**Instructions to follow:** Give back the entire listing verbatim.

**Dataset:**
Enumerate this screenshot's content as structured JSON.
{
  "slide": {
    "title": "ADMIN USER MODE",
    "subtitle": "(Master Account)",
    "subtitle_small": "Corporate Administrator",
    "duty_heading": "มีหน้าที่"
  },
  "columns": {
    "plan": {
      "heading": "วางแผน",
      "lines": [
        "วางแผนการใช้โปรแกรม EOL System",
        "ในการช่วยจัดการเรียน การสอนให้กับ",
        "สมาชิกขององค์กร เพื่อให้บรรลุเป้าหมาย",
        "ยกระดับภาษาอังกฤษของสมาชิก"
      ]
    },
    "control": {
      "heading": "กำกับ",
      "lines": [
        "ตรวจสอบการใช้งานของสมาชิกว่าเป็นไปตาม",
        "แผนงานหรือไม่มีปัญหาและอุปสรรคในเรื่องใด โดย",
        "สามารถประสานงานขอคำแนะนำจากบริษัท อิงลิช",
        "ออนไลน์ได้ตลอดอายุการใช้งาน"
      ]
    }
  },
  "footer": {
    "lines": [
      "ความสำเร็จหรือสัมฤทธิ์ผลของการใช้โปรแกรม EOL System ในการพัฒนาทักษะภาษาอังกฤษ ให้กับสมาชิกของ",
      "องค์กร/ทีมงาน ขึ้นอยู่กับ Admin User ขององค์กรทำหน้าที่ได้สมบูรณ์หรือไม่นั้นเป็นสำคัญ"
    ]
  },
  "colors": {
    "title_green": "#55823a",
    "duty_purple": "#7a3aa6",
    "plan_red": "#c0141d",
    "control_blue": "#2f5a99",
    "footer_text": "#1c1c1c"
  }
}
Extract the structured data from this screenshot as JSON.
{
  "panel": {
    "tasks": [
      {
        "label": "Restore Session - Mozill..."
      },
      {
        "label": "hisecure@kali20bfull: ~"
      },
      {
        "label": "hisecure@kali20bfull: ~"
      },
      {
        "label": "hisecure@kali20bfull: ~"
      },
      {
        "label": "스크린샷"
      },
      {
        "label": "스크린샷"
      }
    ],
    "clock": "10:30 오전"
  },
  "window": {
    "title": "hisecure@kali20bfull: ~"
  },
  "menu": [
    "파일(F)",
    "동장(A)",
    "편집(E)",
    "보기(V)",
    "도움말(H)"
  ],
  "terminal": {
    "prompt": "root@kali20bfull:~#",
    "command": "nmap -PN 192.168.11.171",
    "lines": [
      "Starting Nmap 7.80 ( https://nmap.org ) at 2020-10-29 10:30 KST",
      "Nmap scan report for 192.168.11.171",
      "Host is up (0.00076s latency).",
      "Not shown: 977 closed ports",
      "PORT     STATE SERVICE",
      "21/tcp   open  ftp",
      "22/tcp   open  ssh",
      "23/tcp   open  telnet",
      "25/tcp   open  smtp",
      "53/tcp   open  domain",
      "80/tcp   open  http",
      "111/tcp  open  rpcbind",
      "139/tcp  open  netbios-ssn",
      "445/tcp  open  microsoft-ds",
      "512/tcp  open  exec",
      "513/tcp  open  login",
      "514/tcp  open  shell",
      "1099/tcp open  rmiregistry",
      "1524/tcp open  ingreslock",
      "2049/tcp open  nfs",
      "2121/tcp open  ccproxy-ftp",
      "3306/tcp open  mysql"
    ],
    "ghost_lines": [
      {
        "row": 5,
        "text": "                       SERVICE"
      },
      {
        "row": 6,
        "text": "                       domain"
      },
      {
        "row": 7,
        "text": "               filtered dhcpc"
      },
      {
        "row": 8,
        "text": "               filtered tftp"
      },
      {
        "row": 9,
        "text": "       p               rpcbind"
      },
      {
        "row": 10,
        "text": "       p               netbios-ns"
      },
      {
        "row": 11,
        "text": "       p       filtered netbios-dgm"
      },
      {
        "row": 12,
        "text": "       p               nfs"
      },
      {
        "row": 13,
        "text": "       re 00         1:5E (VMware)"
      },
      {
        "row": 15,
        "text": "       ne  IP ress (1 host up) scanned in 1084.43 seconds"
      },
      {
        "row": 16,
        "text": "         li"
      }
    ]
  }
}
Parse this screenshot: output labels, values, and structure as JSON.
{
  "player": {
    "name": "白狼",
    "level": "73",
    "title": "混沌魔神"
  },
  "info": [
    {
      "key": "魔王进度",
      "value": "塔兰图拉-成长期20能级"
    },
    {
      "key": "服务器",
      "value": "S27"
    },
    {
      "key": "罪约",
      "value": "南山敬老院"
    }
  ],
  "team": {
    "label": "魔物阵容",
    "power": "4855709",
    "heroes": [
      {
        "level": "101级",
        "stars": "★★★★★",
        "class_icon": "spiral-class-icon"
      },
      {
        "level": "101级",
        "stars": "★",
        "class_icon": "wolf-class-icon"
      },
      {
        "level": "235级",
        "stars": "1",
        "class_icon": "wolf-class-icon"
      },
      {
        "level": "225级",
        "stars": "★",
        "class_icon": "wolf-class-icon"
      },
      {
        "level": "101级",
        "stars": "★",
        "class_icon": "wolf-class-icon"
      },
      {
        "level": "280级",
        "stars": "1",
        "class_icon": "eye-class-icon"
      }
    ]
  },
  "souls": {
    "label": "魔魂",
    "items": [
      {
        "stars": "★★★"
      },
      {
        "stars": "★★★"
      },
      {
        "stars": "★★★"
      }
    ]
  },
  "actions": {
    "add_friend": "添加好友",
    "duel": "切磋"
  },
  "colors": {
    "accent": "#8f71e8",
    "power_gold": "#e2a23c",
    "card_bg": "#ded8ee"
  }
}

**Answer in full:**
Enumerate this screenshot's content as structured JSON.
{
  "slide": {
    "title": "ADMIN USER MODE",
    "subtitle": "(Master Account)",
    "subtitle_small": "Corporate Administrator",
    "duty_heading": "มีหน้าที่"
  },
  "columns": {
    "plan": {
      "heading": "วางแผน",
      "lines": [
        "วางแผนการใช้โปรแกรม EOL System",
        "ในการช่วยจัดการเรียน การสอนให้กับ",
        "สมาชิกขององค์กร เพื่อให้บรรลุเป้าหมาย",
        "ยกระดับภาษาอังกฤษของสมาชิก"
      ]
    },
    "control": {
      "heading": "กำกับ",
      "lines": [
        "ตรวจสอบการใช้งานของสมาชิกว่าเป็นไปตาม",
        "แผนงานหรือไม่มีปัญหาและอุปสรรคในเรื่องใด โดย",
        "สามารถประสานงานขอคำแนะนำจากบริษัท อิงลิช",
        "ออนไลน์ได้ตลอดอายุการใช้งาน"
      ]
    }
  },
  "footer": {
    "lines": [
      "ความสำเร็จหรือสัมฤทธิ์ผลของการใช้โปรแกรม EOL System ในการพัฒนาทักษะภาษาอังกฤษ ให้กับสมาชิกของ",
      "องค์กร/ทีมงาน ขึ้นอยู่กับ Admin User ขององค์กรทำหน้าที่ได้สมบูรณ์หรือไม่นั้นเป็นสำคัญ"
    ]
  },
  "colors": {
    "title_green": "#55823a",
    "duty_purple": "#7a3aa6",
    "plan_red": "#c0141d",
    "control_blue": "#2f5a99",
    "footer_text": "#1c1c1c"
  }
}
Extract the structured data from this screenshot as JSON.
{
  "panel": {
    "tasks": [
      {
        "label": "Restore Session - Mozill..."
      },
      {
        "label": "hisecure@kali20bfull: ~"
      },
      {
        "label": "hisecure@kali20bfull: ~"
      },
      {
        "label": "hisecure@kali20bfull: ~"
      },
      {
        "label": "스크린샷"
      },
      {
        "label": "스크린샷"
      }
    ],
    "clock": "10:30 오전"
  },
  "window": {
    "title": "hisecure@kali20bfull: ~"
  },
  "menu": [
    "파일(F)",
    "동장(A)",
    "편집(E)",
    "보기(V)",
    "도움말(H)"
  ],
  "terminal": {
    "prompt": "root@kali20bfull:~#",
    "command": "nmap -PN 192.168.11.171",
    "lines": [
      "Starting Nmap 7.80 ( https://nmap.org ) at 2020-10-29 10:30 KST",
      "Nmap scan report for 192.168.11.171",
      "Host is up (0.00076s latency).",
      "Not shown: 977 closed ports",
      "PORT     STATE SERVICE",
      "21/tcp   open  ftp",
      "22/tcp   open  ssh",
      "23/tcp   open  telnet",
      "25/tcp   open  smtp",
      "53/tcp   open  domain",
      "80/tcp   open  http",
      "111/tcp  open  rpcbind",
      "139/tcp  open  netbios-ssn",
      "445/tcp  open  microsoft-ds",
      "512/tcp  open  exec",
      "513/tcp  open  login",
      "514/tcp  open  shell",
      "1099/tcp open  rmiregistry",
      "1524/tcp open  ingreslock",
      "2049/tcp open  nfs",
      "2121/tcp open  ccproxy-ftp",
      "3306/tcp open  mysql"
    ],
    "ghost_lines": [
      {
        "row": 5,
        "text": "                       SERVICE"
      },
      {
        "row": 6,
        "text": "                       domain"
      },
      {
        "row": 7,
        "text": "               filtered dhcpc"
      },
      {
        "row": 8,
        "text": "               filtered tftp"
      },
      {
        "row": 9,
        "text": "       p               rpcbind"
      },
      {
        "row": 10,
        "text": "       p               netbios-ns"
      },
      {
        "row": 11,
        "text": "       p       filtered netbios-dgm"
      },
      {
        "row": 12,
        "text": "       p               nfs"
      },
      {
        "row": 13,
        "text": "       re 00         1:5E (VMware)"
      },
      {
        "row": 15,
        "text": "       ne  IP ress (1 host up) scanned in 1084.43 seconds"
      },
      {
        "row": 16,
        "text": "         li"
      }
    ]
  }
}
Parse this screenshot: output labels, values, and structure as JSON.
{
  "player": {
    "name": "白狼",
    "level": "73",
    "title": "混沌魔神"
  },
  "info": [
    {
      "key": "魔王进度",
      "value": "塔兰图拉-成长期20能级"
    },
    {
      "key": "服务器",
      "value": "S27"
    },
    {
      "key": "罪约",
      "value": "南山敬老院"
    }
  ],
  "team": {
    "label": "魔物阵容",
    "power": "4855709",
    "heroes": [
      {
        "level": "101级",
        "stars": "★★★★★",
        "class_icon": "spiral-class-icon"
      },
      {
        "level": "101级",
        "stars": "★",
        "class_icon": "wolf-class-icon"
      },
      {
        "level": "235级",
        "stars": "1",
        "class_icon": "wolf-class-icon"
      },
      {
        "level": "225级",
        "stars": "★",
        "class_icon": "wolf-class-icon"
      },
      {
        "level": "101级",
        "stars": "★",
        "class_icon": "wolf-class-icon"
      },
      {
        "level": "280级",
        "stars": "1",
        "class_icon": "eye-class-icon"
      }
    ]
  },
  "souls": {
    "label": "魔魂",
    "items": [
      {
        "stars": "★★★"
      },
      {
        "stars": "★★★"
      },
      {
        "stars": "★★★"
      }
    ]
  },
  "actions": {
    "add_friend": "添加好友",
    "duel": "切磋"
  },
  "colors": {
    "accent": "#8f71e8",
    "power_gold": "#e2a23c",
    "card_bg": "#ded8ee"
  }
}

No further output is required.